(Structured figure records)
-*-

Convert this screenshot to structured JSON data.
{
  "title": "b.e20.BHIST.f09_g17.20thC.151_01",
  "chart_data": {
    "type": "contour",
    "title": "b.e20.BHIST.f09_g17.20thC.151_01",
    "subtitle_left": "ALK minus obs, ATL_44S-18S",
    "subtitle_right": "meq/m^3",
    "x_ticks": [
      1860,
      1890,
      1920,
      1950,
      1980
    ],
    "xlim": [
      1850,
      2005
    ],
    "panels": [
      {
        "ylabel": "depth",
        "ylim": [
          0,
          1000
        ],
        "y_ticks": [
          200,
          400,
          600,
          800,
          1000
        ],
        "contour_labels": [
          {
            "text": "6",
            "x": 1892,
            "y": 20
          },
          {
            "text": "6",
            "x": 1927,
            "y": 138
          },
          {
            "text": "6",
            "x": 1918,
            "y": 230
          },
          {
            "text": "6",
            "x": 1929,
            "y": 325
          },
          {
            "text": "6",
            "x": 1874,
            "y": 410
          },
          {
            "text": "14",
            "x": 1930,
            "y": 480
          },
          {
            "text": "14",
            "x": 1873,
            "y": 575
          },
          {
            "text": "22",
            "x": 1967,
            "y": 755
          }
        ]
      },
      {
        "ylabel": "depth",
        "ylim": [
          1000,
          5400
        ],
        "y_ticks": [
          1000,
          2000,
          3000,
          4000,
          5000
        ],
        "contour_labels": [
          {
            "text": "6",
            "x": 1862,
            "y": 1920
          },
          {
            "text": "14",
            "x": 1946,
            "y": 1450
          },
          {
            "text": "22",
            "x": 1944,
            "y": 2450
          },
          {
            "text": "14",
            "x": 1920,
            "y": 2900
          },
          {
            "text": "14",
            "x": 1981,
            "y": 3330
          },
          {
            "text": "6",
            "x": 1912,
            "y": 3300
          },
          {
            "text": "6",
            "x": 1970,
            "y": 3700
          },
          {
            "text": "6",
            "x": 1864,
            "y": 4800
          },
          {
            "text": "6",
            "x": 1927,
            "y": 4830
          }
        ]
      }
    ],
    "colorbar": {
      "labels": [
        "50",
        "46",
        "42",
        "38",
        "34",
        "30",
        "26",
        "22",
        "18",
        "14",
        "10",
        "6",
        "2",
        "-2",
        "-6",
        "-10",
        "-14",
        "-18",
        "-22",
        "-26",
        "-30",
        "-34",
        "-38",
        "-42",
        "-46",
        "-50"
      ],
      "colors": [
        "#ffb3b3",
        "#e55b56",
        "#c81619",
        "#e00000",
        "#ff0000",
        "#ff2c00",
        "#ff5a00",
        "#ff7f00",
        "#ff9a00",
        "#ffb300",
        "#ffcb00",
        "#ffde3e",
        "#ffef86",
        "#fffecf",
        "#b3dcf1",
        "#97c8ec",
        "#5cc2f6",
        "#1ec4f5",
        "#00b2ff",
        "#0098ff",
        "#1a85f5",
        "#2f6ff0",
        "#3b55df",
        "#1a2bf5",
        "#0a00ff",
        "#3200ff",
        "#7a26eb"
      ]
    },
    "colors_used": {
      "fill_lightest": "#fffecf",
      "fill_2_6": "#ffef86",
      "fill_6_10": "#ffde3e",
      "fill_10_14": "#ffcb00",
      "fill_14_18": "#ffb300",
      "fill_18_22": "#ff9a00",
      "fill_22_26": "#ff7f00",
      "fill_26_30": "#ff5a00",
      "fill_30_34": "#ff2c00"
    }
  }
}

-*-

SHORT EXERCISE → Using the data above, repeat every line exactly.

IN RESPONSE →
Convert this screenshot to structured JSON data.
{
  "title": "b.e20.BHIST.f09_g17.20thC.151_01",
  "chart_data": {
    "type": "contour",
    "title": "b.e20.BHIST.f09_g17.20thC.151_01",
    "subtitle_left": "ALK minus obs, ATL_44S-18S",
    "subtitle_right": "meq/m^3",
    "x_ticks": [
      1860,
      1890,
      1920,
      1950,
      1980
    ],
    "xlim": [
      1850,
      2005
    ],
    "panels": [
      {
        "ylabel": "depth",
        "ylim": [
          0,
          1000
        ],
        "y_ticks": [
          200,
          400,
          600,
          800,
          1000
        ],
        "contour_labels": [
          {
            "text": "6",
            "x": 1892,
            "y": 20
          },
          {
            "text": "6",
            "x": 1927,
            "y": 138
          },
          {
            "text": "6",
            "x": 1918,
            "y": 230
          },
          {
            "text": "6",
            "x": 1929,
            "y": 325
          },
          {
            "text": "6",
            "x": 1874,
            "y": 410
          },
          {
            "text": "14",
            "x": 1930,
            "y": 480
          },
          {
            "text": "14",
            "x": 1873,
            "y": 575
          },
          {
            "text": "22",
            "x": 1967,
            "y": 755
          }
        ]
      },
      {
        "ylabel": "depth",
        "ylim": [
          1000,
          5400
        ],
        "y_ticks": [
          1000,
          2000,
          3000,
          4000,
          5000
        ],
        "contour_labels": [
          {
            "text": "6",
            "x": 1862,
            "y": 1920
          },
          {
            "text": "14",
            "x": 1946,
            "y": 1450
          },
          {
            "text": "22",
            "x": 1944,
            "y": 2450
          },
          {
            "text": "14",
            "x": 1920,
            "y": 2900
          },
          {
            "text": "14",
            "x": 1981,
            "y": 3330
          },
          {
            "text": "6",
            "x": 1912,
            "y": 3300
          },
          {
            "text": "6",
            "x": 1970,
            "y": 3700
          },
          {
            "text": "6",
            "x": 1864,
            "y": 4800
          },
          {
            "text": "6",
            "x": 1927,
            "y": 4830
          }
        ]
      }
    ],
    "colorbar": {
      "labels": [
        "50",
        "46",
        "42",
        "38",
        "34",
        "30",
        "26",
        "22",
        "18",
        "14",
        "10",
        "6",
        "2",
        "-2",
        "-6",
        "-10",
        "-14",
        "-18",
        "-22",
        "-26",
        "-30",
        "-34",
        "-38",
        "-42",
        "-46",
        "-50"
      ],
      "colors": [
        "#ffb3b3",
        "#e55b56",
        "#c81619",
        "#e00000",
        "#ff0000",
        "#ff2c00",
        "#ff5a00",
        "#ff7f00",
        "#ff9a00",
        "#ffb300",
        "#ffcb00",
        "#ffde3e",
        "#ffef86",
        "#fffecf",
        "#b3dcf1",
        "#97c8ec",
        "#5cc2f6",
        "#1ec4f5",
        "#00b2ff",
        "#0098ff",
        "#1a85f5",
        "#2f6ff0",
        "#3b55df",
        "#1a2bf5",
        "#0a00ff",
        "#3200ff",
        "#7a26eb"
      ]
    },
    "colors_used": {
      "fill_lightest": "#fffecf",
      "fill_2_6": "#ffef86",
      "fill_6_10": "#ffde3e",
      "fill_10_14": "#ffcb00",
      "fill_14_18": "#ffb300",
      "fill_18_22": "#ff9a00",
      "fill_22_26": "#ff7f00",
      "fill_26_30": "#ff5a00",
      "fill_30_34": "#ff2c00"
    }
  }
}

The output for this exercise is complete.